## Available records

>>>>

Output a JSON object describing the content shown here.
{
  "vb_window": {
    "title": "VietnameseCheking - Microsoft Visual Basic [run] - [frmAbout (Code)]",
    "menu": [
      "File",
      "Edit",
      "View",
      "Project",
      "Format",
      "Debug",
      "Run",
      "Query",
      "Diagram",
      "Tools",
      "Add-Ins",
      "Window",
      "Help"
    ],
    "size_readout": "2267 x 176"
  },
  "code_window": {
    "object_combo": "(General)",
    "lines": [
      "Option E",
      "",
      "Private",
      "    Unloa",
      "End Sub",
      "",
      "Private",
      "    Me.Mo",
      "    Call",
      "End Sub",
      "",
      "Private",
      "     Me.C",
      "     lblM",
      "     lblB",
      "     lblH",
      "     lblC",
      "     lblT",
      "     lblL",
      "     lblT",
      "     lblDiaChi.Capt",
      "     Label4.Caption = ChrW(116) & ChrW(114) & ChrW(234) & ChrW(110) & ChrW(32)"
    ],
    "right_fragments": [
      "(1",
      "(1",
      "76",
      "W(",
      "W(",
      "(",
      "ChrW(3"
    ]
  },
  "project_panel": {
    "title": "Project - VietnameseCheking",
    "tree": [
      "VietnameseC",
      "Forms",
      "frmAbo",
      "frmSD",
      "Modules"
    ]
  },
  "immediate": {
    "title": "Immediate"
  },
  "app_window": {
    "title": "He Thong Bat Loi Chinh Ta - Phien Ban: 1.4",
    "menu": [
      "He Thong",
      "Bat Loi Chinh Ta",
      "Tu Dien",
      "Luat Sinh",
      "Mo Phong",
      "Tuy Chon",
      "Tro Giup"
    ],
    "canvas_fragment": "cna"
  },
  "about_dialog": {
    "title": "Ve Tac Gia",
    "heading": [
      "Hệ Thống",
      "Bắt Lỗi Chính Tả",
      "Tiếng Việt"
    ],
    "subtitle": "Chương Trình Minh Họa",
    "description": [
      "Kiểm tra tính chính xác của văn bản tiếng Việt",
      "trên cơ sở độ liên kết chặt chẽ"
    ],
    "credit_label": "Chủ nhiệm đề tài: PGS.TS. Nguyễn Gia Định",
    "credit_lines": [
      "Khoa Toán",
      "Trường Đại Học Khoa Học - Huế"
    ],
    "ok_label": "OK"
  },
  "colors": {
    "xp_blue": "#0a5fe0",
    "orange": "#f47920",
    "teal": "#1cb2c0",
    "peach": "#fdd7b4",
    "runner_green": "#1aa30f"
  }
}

<<<<

## What is expected
Gather from the data above every line with the string "Thong".

## Response
    "title": "He Thong Bat Loi Chinh Ta - Phien Ban: 1.4",
      "He Thong",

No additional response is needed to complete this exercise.